+++ Information supplied

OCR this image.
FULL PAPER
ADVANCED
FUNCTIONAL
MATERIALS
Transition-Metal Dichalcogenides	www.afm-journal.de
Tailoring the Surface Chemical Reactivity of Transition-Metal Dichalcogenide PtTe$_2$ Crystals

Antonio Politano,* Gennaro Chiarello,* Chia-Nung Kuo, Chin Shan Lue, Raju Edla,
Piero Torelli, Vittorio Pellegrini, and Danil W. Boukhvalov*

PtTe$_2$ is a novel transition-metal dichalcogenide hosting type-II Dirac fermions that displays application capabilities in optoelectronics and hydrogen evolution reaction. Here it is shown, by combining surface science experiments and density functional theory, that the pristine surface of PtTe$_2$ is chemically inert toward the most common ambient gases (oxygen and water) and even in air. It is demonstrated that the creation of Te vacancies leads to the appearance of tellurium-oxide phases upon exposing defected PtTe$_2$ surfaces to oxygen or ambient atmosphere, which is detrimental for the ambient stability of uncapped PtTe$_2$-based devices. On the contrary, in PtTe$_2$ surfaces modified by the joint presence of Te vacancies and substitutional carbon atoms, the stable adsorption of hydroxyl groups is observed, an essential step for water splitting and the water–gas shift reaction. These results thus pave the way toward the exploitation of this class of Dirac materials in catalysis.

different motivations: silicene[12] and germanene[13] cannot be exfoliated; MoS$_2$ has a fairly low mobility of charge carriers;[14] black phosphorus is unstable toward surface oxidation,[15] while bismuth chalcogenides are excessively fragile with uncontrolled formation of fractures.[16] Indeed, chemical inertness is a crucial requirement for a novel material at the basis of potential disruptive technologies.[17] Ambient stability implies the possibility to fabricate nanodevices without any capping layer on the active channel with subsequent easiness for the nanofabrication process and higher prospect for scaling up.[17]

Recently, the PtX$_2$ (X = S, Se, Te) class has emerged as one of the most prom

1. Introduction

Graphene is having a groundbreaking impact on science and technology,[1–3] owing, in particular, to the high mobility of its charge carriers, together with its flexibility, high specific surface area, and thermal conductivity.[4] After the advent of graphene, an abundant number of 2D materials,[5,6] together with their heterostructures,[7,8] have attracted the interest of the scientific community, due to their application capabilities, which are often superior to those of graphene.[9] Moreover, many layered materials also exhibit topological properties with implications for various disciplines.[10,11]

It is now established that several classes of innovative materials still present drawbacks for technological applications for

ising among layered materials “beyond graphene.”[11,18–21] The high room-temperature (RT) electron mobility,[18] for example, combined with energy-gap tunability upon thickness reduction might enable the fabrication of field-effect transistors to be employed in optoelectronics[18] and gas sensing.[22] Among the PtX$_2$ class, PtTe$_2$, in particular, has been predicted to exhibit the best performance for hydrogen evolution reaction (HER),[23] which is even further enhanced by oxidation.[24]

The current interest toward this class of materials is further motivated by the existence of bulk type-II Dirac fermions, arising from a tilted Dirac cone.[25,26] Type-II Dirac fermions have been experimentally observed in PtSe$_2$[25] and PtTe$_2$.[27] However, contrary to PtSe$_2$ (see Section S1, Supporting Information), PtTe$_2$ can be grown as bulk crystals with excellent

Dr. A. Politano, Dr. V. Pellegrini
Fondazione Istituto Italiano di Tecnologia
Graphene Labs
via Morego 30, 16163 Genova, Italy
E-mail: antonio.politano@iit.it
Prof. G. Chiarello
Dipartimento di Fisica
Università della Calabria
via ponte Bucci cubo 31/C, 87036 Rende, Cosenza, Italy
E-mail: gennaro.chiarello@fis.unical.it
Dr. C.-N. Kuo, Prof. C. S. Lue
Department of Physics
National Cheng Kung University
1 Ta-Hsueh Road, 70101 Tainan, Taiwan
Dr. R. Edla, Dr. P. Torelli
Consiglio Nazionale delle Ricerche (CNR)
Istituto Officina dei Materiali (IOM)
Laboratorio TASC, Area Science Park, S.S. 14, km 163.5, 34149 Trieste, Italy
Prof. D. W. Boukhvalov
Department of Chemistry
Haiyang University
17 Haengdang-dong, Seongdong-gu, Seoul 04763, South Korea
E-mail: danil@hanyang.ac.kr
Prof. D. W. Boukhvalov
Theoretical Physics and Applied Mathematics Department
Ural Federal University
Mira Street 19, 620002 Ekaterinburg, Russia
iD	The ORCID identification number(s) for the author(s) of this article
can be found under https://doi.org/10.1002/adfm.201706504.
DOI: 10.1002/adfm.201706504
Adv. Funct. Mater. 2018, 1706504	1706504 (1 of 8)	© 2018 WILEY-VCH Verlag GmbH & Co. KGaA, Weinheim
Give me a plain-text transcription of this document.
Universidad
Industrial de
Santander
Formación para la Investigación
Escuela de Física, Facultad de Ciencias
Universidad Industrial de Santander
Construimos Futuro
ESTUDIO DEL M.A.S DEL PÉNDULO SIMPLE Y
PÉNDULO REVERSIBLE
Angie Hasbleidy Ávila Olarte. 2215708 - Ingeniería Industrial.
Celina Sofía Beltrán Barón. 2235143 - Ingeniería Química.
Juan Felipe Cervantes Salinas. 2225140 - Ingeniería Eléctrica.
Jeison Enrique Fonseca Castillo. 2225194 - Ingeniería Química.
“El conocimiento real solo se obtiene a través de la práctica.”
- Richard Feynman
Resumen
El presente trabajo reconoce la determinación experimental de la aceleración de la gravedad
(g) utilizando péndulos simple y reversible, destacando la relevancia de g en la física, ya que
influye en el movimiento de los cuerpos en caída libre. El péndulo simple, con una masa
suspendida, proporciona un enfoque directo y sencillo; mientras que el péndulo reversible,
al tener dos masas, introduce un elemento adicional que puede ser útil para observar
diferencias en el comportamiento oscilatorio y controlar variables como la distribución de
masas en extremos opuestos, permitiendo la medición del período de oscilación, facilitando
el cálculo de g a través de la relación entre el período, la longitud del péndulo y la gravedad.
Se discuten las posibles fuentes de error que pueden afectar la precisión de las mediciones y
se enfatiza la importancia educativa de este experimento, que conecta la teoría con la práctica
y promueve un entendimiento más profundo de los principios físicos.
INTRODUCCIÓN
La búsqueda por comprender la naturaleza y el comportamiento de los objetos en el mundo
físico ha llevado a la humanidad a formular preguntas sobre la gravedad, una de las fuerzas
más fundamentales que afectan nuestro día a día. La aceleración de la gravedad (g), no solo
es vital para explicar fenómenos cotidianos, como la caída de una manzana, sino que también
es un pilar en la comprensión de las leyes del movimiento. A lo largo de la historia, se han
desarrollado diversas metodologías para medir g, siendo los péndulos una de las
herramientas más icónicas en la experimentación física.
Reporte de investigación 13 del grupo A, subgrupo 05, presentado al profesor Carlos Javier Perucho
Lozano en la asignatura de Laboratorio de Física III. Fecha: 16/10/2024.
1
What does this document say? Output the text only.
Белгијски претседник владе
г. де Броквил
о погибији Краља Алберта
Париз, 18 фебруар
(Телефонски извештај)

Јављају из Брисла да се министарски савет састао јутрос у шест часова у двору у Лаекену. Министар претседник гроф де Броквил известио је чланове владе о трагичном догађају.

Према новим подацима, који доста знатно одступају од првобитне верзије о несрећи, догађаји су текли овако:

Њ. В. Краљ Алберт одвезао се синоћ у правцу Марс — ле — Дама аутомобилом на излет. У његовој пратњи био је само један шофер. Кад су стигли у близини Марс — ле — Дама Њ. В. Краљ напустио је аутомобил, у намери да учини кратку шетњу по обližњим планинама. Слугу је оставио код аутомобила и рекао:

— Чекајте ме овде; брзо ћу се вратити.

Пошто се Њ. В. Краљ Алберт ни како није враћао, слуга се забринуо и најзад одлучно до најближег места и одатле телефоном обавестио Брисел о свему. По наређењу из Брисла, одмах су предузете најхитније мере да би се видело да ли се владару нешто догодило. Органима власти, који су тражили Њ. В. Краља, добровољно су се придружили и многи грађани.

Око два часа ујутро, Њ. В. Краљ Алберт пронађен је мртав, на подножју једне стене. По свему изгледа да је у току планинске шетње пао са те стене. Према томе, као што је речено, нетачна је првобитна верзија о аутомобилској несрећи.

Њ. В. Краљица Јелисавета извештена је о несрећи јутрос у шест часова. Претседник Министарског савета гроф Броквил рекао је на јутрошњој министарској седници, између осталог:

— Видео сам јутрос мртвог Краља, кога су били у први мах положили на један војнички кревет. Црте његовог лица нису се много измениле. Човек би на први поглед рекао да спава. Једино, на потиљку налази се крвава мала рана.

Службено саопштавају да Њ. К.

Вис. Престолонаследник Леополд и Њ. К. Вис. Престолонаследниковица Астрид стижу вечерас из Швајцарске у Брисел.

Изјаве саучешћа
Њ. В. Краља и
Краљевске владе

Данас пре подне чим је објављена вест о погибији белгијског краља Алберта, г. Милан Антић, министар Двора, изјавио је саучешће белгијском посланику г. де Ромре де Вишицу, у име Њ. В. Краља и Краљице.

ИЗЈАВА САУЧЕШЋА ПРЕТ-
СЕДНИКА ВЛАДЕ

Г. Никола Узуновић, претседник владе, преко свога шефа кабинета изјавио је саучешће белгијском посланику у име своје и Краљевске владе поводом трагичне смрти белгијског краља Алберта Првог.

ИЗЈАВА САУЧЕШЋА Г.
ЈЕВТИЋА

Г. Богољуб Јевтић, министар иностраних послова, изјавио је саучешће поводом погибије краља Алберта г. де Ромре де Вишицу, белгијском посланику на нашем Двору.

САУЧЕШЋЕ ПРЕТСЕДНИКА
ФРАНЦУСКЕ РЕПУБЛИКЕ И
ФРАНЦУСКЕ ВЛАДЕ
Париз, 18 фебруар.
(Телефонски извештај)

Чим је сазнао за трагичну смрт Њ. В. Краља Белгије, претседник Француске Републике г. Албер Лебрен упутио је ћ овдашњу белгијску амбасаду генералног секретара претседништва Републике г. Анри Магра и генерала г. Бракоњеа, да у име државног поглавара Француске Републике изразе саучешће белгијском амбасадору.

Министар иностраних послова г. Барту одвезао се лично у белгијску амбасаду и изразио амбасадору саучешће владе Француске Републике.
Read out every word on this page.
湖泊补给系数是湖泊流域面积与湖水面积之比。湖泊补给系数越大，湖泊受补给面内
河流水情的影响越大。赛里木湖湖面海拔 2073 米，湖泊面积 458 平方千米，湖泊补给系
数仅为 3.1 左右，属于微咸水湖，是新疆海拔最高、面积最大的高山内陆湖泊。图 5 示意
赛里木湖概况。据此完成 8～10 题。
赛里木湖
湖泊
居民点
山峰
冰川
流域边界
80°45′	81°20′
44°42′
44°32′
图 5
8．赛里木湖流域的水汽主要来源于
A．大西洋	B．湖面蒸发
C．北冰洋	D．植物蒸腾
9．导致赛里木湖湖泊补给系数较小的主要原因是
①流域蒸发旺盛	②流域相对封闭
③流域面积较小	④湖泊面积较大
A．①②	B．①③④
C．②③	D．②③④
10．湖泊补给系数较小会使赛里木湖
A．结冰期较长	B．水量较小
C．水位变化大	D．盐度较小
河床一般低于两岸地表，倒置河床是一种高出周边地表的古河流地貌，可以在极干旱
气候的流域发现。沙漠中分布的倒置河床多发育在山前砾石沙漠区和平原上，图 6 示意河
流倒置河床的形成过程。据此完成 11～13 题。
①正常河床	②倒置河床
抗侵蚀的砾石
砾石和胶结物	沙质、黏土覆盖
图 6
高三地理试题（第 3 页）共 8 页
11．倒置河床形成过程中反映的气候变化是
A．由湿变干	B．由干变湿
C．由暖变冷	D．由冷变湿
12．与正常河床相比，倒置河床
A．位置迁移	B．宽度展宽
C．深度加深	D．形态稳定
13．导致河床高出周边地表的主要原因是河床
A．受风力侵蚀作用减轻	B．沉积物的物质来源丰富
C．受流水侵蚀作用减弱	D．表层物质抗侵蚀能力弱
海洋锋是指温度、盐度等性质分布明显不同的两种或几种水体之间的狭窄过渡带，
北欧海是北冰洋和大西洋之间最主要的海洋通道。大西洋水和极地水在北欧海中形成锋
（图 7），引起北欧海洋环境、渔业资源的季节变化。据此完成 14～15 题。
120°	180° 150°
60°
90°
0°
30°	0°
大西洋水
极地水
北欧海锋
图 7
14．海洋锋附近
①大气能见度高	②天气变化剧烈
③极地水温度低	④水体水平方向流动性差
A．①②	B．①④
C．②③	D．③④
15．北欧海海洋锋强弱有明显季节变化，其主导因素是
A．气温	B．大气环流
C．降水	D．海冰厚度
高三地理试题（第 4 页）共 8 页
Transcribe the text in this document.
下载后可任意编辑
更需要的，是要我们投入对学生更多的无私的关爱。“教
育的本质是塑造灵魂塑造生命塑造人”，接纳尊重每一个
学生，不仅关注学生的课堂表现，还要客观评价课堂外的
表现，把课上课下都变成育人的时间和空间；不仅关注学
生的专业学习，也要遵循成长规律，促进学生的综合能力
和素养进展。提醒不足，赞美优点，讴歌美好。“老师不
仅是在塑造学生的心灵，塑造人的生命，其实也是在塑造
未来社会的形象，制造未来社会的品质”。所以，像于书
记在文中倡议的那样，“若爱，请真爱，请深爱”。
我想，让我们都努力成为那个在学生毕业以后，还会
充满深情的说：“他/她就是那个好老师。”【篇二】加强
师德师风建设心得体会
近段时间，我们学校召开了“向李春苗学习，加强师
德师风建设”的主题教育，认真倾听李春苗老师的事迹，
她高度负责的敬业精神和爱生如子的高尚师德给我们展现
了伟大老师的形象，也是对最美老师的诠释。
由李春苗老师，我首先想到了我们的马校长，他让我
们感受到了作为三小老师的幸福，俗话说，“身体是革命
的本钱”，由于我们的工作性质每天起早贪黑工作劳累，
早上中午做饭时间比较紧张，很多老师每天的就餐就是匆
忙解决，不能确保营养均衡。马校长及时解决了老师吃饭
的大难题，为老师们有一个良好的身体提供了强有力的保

++++++

● **What is asked**:
Report every line containing the word "caída" from the listing above.

● **Task output**:
influye en el movimiento de los cuerpos en caída libre. El péndulo simple, con una masa
es vital para explicar fenómenos cotidianos, como la caída de una manzana, sino que también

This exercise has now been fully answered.